[Figure record extracts]
.....

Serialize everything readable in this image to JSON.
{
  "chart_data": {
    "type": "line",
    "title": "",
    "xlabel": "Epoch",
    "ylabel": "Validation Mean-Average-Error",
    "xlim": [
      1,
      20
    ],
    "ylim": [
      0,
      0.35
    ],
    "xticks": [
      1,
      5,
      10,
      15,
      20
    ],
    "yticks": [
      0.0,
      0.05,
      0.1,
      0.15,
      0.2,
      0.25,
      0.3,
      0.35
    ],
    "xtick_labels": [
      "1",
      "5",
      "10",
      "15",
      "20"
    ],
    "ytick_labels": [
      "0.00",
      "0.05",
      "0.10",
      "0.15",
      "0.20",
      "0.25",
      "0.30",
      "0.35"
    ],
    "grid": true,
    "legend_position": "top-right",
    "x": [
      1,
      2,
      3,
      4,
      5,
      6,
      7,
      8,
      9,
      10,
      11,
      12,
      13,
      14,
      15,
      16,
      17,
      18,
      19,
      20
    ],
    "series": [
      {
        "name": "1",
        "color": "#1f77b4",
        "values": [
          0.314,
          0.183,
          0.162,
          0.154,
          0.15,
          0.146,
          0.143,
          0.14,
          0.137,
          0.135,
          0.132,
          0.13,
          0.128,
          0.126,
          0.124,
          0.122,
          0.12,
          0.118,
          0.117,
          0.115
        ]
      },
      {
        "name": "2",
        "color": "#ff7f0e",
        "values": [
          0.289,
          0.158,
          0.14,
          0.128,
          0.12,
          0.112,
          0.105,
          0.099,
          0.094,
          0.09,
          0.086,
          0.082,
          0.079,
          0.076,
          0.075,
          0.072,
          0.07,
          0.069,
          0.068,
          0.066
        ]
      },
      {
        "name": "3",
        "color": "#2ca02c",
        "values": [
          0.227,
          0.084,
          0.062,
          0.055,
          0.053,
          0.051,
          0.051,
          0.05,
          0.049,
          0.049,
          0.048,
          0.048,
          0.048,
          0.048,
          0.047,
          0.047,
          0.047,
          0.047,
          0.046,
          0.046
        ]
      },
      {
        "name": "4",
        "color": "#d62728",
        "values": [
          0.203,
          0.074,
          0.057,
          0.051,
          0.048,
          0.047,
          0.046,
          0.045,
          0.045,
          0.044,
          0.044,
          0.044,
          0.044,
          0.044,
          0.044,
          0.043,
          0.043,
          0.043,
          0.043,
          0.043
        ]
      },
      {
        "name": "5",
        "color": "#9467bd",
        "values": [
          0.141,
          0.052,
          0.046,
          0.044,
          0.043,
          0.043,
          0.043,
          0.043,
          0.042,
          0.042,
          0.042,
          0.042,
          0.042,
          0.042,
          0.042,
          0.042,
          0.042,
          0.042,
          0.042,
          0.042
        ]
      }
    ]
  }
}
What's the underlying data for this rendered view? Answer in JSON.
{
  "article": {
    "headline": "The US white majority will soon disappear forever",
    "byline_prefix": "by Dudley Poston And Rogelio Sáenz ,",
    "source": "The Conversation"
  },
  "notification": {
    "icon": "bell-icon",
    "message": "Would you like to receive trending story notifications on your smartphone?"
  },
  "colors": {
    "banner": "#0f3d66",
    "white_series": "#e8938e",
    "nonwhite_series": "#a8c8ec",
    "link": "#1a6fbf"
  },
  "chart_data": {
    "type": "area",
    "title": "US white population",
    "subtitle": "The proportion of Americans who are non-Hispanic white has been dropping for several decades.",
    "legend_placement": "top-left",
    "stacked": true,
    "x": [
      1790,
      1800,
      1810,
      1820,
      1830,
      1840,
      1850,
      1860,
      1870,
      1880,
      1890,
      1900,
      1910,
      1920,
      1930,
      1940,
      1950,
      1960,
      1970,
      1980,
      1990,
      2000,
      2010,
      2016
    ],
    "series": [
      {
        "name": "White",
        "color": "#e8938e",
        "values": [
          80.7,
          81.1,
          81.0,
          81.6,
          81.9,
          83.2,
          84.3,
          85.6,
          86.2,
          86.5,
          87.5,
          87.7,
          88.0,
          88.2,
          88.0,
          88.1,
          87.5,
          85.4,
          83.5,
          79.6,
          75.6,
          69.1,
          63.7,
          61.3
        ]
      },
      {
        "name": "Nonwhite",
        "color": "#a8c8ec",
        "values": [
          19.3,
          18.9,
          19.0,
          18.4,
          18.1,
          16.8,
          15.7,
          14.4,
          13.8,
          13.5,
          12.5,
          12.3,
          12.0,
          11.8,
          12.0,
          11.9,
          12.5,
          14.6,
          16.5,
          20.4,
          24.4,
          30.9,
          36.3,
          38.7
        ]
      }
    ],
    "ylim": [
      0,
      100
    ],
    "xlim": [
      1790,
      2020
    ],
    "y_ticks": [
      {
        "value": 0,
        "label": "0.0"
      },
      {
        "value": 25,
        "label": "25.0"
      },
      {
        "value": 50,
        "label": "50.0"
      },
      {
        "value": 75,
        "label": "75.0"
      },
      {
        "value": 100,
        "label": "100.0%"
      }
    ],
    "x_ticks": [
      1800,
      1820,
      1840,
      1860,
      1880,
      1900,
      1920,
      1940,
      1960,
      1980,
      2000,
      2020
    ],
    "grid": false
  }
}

.....

◆ **TASK REQUIREMENTS**
Count every line bearing the word "JSON"; report the total only.

◆ **SOLVED PROBLEM**
2